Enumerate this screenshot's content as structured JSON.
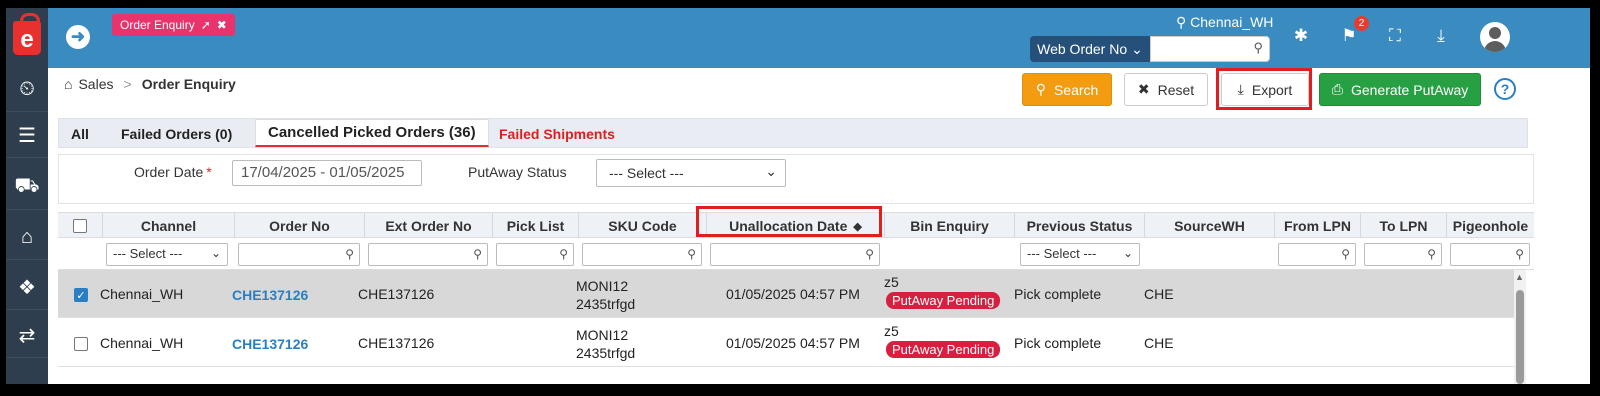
{
  "sidebar": {
    "logo_letter": "e",
    "items": [
      {
        "icon": "dashboard-icon",
        "glyph": "⏲"
      },
      {
        "icon": "list-indent-icon",
        "glyph": "☰"
      },
      {
        "icon": "cart-icon",
        "glyph": "⛟"
      },
      {
        "icon": "briefcase-icon",
        "glyph": "⌂"
      },
      {
        "icon": "cubes-icon",
        "glyph": "❖"
      },
      {
        "icon": "exchange-icon",
        "glyph": "⇄"
      }
    ]
  },
  "header": {
    "page_pill": "Order Enquiry",
    "warehouse": "Chennai_WH",
    "order_type_select": "Web Order No",
    "order_search_value": "",
    "notification_count": "2"
  },
  "breadcrumb": {
    "root": "Sales",
    "current": "Order Enquiry"
  },
  "actions": {
    "search": "Search",
    "reset": "Reset",
    "export": "Export",
    "generate_putaway": "Generate PutAway",
    "help": "?"
  },
  "tabs": [
    {
      "label": "All"
    },
    {
      "label": "Failed Orders (0)"
    },
    {
      "label": "Cancelled Picked Orders (36)",
      "active": true
    },
    {
      "label": "Failed Shipments"
    }
  ],
  "filters": {
    "order_date_label": "Order Date",
    "required_mark": "*",
    "order_date_value": "17/04/2025 - 01/05/2025",
    "putaway_status_label": "PutAway Status",
    "putaway_status_value": "--- Select ---"
  },
  "table": {
    "columns": [
      "Channel",
      "Order No",
      "Ext Order No",
      "Pick List",
      "SKU Code",
      "Unallocation Date",
      "Bin Enquiry",
      "Previous Status",
      "SourceWH",
      "From LPN",
      "To LPN",
      "Pigeonhole"
    ],
    "filter_row": {
      "channel_select": "--- Select ---",
      "previous_status_select": "--- Select ---"
    },
    "rows": [
      {
        "selected": true,
        "channel": "Chennai_WH",
        "order_no": "CHE137126",
        "ext_order_no": "CHE137126",
        "pick_list": "",
        "sku_line1": "MONI12",
        "sku_line2": "2435trfgd",
        "unallocation_date": "01/05/2025 04:57 PM",
        "bin": "z5",
        "status_badge": "PutAway Pending",
        "previous_status": "Pick complete",
        "source_wh": "CHE"
      },
      {
        "selected": false,
        "channel": "Chennai_WH",
        "order_no": "CHE137126",
        "ext_order_no": "CHE137126",
        "pick_list": "",
        "sku_line1": "MONI12",
        "sku_line2": "2435trfgd",
        "unallocation_date": "01/05/2025 04:57 PM",
        "bin": "z5",
        "status_badge": "PutAway Pending",
        "previous_status": "Pick complete",
        "source_wh": "CHE"
      }
    ]
  },
  "colors": {
    "header_blue": "#3a8bc0",
    "sidebar": "#2f3e4e",
    "search_orange": "#f39c12",
    "generate_green": "#27a043",
    "badge_red": "#d91f3f",
    "highlight_red": "#e01e1e",
    "link_blue": "#2a7fc4"
  }
}
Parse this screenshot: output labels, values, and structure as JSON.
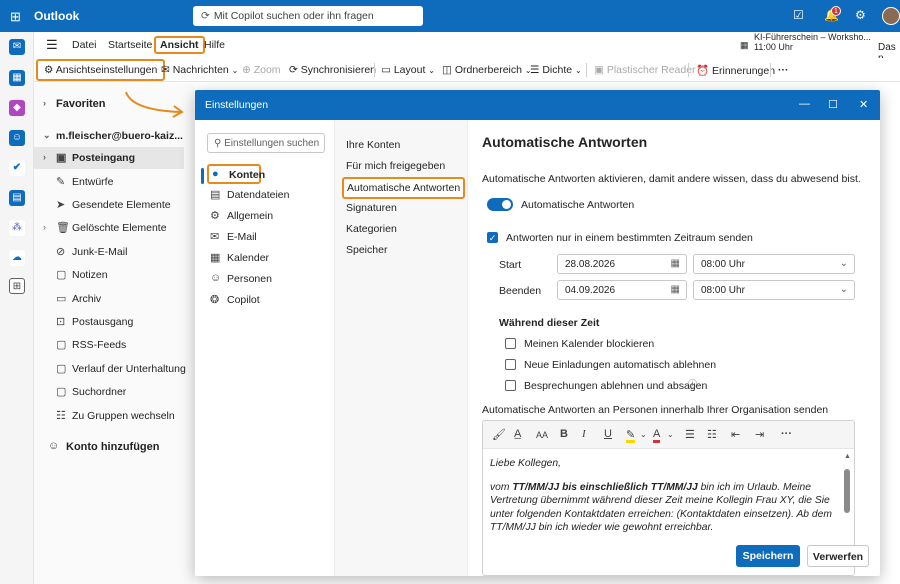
· · · · ·
■ Stated problem ■
Using the material above, return every line exactly as it appears, minus the pictures.

■ Task answer ■
Enumerate this screenshot's content as structured JSON.
{
  "sidebar": {
    "logo_letter": "e",
    "items": [
      {
        "icon": "dashboard-icon",
        "glyph": "⏲"
      },
      {
        "icon": "list-indent-icon",
        "glyph": "☰"
      },
      {
        "icon": "cart-icon",
        "glyph": "⛟"
      },
      {
        "icon": "briefcase-icon",
        "glyph": "⌂"
      },
      {
        "icon": "cubes-icon",
        "glyph": "❖"
      },
      {
        "icon": "exchange-icon",
        "glyph": "⇄"
      }
    ]
  },
  "header": {
    "page_pill": "Order Enquiry",
    "warehouse": "Chennai_WH",
    "order_type_select": "Web Order No",
    "order_search_value": "",
    "notification_count": "2"
  },
  "breadcrumb": {
    "root": "Sales",
    "current": "Order Enquiry"
  },
  "actions": {
    "search": "Search",
    "reset": "Reset",
    "export": "Export",
    "generate_putaway": "Generate PutAway",
    "help": "?"
  },
  "tabs": [
    {
      "label": "All"
    },
    {
      "label": "Failed Orders (0)"
    },
    {
      "label": "Cancelled Picked Orders (36)",
      "active": true
    },
    {
      "label": "Failed Shipments"
    }
  ],
  "filters": {
    "order_date_label": "Order Date",
    "required_mark": "*",
    "order_date_value": "17/04/2025 - 01/05/2025",
    "putaway_status_label": "PutAway Status",
    "putaway_status_value": "--- Select ---"
  },
  "table": {
    "columns": [
      "Channel",
      "Order No",
      "Ext Order No",
      "Pick List",
      "SKU Code",
      "Unallocation Date",
      "Bin Enquiry",
      "Previous Status",
      "SourceWH",
      "From LPN",
      "To LPN",
      "Pigeonhole"
    ],
    "filter_row": {
      "channel_select": "--- Select ---",
      "previous_status_select": "--- Select ---"
    },
    "rows": [
      {
        "selected": true,
        "channel": "Chennai_WH",
        "order_no": "CHE137126",
        "ext_order_no": "CHE137126",
        "pick_list": "",
        "sku_line1": "MONI12",
        "sku_line2": "2435trfgd",
        "unallocation_date": "01/05/2025 04:57 PM",
        "bin": "z5",
        "status_badge": "PutAway Pending",
        "previous_status": "Pick complete",
        "source_wh": "CHE"
      },
      {
        "selected": false,
        "channel": "Chennai_WH",
        "order_no": "CHE137126",
        "ext_order_no": "CHE137126",
        "pick_list": "",
        "sku_line1": "MONI12",
        "sku_line2": "2435trfgd",
        "unallocation_date": "01/05/2025 04:57 PM",
        "bin": "z5",
        "status_badge": "PutAway Pending",
        "previous_status": "Pick complete",
        "source_wh": "CHE"
      }
    ]
  },
  "colors": {
    "header_blue": "#3a8bc0",
    "sidebar": "#2f3e4e",
    "search_orange": "#f39c12",
    "generate_green": "#27a043",
    "badge_red": "#d91f3f",
    "highlight_red": "#e01e1e",
    "link_blue": "#2a7fc4"
  }
}
Parse this screenshot: output labels, values, and structure as JSON.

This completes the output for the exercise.